◆ PROBLEM STATEMENT: Your task is to copy the material exactly.

===============

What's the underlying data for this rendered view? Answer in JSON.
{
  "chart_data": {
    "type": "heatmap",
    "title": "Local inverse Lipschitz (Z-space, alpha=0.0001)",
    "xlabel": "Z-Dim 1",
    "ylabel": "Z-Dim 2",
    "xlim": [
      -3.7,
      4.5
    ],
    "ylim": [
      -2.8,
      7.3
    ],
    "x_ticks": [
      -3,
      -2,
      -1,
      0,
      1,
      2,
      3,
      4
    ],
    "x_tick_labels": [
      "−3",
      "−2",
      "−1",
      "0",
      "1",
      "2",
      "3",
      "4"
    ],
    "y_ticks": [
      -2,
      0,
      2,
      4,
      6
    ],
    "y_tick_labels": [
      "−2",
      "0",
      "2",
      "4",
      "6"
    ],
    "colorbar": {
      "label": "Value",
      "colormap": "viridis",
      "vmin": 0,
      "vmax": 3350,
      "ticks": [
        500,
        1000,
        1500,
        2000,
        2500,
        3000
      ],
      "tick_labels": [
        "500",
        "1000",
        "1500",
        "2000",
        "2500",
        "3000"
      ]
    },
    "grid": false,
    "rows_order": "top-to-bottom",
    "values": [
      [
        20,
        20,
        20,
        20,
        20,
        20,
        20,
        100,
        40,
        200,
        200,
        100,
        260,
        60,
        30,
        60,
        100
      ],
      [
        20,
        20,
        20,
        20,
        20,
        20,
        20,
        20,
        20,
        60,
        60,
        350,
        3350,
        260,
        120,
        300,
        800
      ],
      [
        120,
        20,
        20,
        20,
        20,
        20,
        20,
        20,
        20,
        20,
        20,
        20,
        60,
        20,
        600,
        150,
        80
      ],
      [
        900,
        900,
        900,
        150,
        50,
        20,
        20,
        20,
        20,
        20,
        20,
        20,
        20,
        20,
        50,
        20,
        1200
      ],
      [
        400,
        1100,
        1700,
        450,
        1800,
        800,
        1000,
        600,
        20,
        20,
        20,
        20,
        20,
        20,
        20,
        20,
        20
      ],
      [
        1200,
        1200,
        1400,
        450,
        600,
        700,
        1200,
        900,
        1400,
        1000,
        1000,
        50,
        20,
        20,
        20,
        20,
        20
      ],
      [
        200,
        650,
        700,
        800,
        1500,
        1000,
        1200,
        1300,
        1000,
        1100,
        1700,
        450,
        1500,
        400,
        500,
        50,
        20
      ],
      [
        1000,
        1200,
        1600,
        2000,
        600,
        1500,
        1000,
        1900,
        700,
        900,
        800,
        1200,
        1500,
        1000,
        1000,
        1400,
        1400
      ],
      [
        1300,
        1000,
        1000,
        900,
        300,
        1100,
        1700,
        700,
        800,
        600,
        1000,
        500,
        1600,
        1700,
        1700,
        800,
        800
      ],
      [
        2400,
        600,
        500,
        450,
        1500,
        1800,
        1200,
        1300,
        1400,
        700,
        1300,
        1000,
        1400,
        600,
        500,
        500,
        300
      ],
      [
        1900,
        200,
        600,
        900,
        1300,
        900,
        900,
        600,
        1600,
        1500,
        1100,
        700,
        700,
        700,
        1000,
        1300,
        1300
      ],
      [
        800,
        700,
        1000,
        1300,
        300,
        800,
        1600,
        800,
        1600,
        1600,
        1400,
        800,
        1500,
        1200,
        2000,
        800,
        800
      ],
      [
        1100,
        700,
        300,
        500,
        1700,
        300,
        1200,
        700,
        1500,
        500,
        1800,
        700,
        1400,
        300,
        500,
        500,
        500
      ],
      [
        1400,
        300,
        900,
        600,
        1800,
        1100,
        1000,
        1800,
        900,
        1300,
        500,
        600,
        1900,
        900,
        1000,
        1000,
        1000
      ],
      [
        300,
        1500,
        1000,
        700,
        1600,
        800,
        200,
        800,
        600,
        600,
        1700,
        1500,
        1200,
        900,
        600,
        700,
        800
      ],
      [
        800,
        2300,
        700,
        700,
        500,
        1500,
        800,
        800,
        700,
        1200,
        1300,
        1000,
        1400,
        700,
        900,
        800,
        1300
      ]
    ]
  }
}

===============

◆ SOLUTION TO THE EXERCISE:
What's the underlying data for this rendered view? Answer in JSON.
{
  "chart_data": {
    "type": "heatmap",
    "title": "Local inverse Lipschitz (Z-space, alpha=0.0001)",
    "xlabel": "Z-Dim 1",
    "ylabel": "Z-Dim 2",
    "xlim": [
      -3.7,
      4.5
    ],
    "ylim": [
      -2.8,
      7.3
    ],
    "x_ticks": [
      -3,
      -2,
      -1,
      0,
      1,
      2,
      3,
      4
    ],
    "x_tick_labels": [
      "−3",
      "−2",
      "−1",
      "0",
      "1",
      "2",
      "3",
      "4"
    ],
    "y_ticks": [
      -2,
      0,
      2,
      4,
      6
    ],
    "y_tick_labels": [
      "−2",
      "0",
      "2",
      "4",
      "6"
    ],
    "colorbar": {
      "label": "Value",
      "colormap": "viridis",
      "vmin": 0,
      "vmax": 3350,
      "ticks": [
        500,
        1000,
        1500,
        2000,
        2500,
        3000
      ],
      "tick_labels": [
        "500",
        "1000",
        "1500",
        "2000",
        "2500",
        "3000"
      ]
    },
    "grid": false,
    "rows_order": "top-to-bottom",
    "values": [
      [
        20,
        20,
        20,
        20,
        20,
        20,
        20,
        100,
        40,
        200,
        200,
        100,
        260,
        60,
        30,
        60,
        100
      ],
      [
        20,
        20,
        20,
        20,
        20,
        20,
        20,
        20,
        20,
        60,
        60,
        350,
        3350,
        260,
        120,
        300,
        800
      ],
      [
        120,
        20,
        20,
        20,
        20,
        20,
        20,
        20,
        20,
        20,
        20,
        20,
        60,
        20,
        600,
        150,
        80
      ],
      [
        900,
        900,
        900,
        150,
        50,
        20,
        20,
        20,
        20,
        20,
        20,
        20,
        20,
        20,
        50,
        20,
        1200
      ],
      [
        400,
        1100,
        1700,
        450,
        1800,
        800,
        1000,
        600,
        20,
        20,
        20,
        20,
        20,
        20,
        20,
        20,
        20
      ],
      [
        1200,
        1200,
        1400,
        450,
        600,
        700,
        1200,
        900,
        1400,
        1000,
        1000,
        50,
        20,
        20,
        20,
        20,
        20
      ],
      [
        200,
        650,
        700,
        800,
        1500,
        1000,
        1200,
        1300,
        1000,
        1100,
        1700,
        450,
        1500,
        400,
        500,
        50,
        20
      ],
      [
        1000,
        1200,
        1600,
        2000,
        600,
        1500,
        1000,
        1900,
        700,
        900,
        800,
        1200,
        1500,
        1000,
        1000,
        1400,
        1400
      ],
      [
        1300,
        1000,
        1000,
        900,
        300,
        1100,
        1700,
        700,
        800,
        600,
        1000,
        500,
        1600,
        1700,
        1700,
        800,
        800
      ],
      [
        2400,
        600,
        500,
        450,
        1500,
        1800,
        1200,
        1300,
        1400,
        700,
        1300,
        1000,
        1400,
        600,
        500,
        500,
        300
      ],
      [
        1900,
        200,
        600,
        900,
        1300,
        900,
        900,
        600,
        1600,
        1500,
        1100,
        700,
        700,
        700,
        1000,
        1300,
        1300
      ],
      [
        800,
        700,
        1000,
        1300,
        300,
        800,
        1600,
        800,
        1600,
        1600,
        1400,
        800,
        1500,
        1200,
        2000,
        800,
        800
      ],
      [
        1100,
        700,
        300,
        500,
        1700,
        300,
        1200,
        700,
        1500,
        500,
        1800,
        700,
        1400,
        300,
        500,
        500,
        500
      ],
      [
        1400,
        300,
        900,
        600,
        1800,
        1100,
        1000,
        1800,
        900,
        1300,
        500,
        600,
        1900,
        900,
        1000,
        1000,
        1000
      ],
      [
        300,
        1500,
        1000,
        700,
        1600,
        800,
        200,
        800,
        600,
        600,
        1700,
        1500,
        1200,
        900,
        600,
        700,
        800
      ],
      [
        800,
        2300,
        700,
        700,
        500,
        1500,
        800,
        800,
        700,
        1200,
        1300,
        1000,
        1400,
        700,
        900,
        800,
        1300
      ]
    ]
  }
}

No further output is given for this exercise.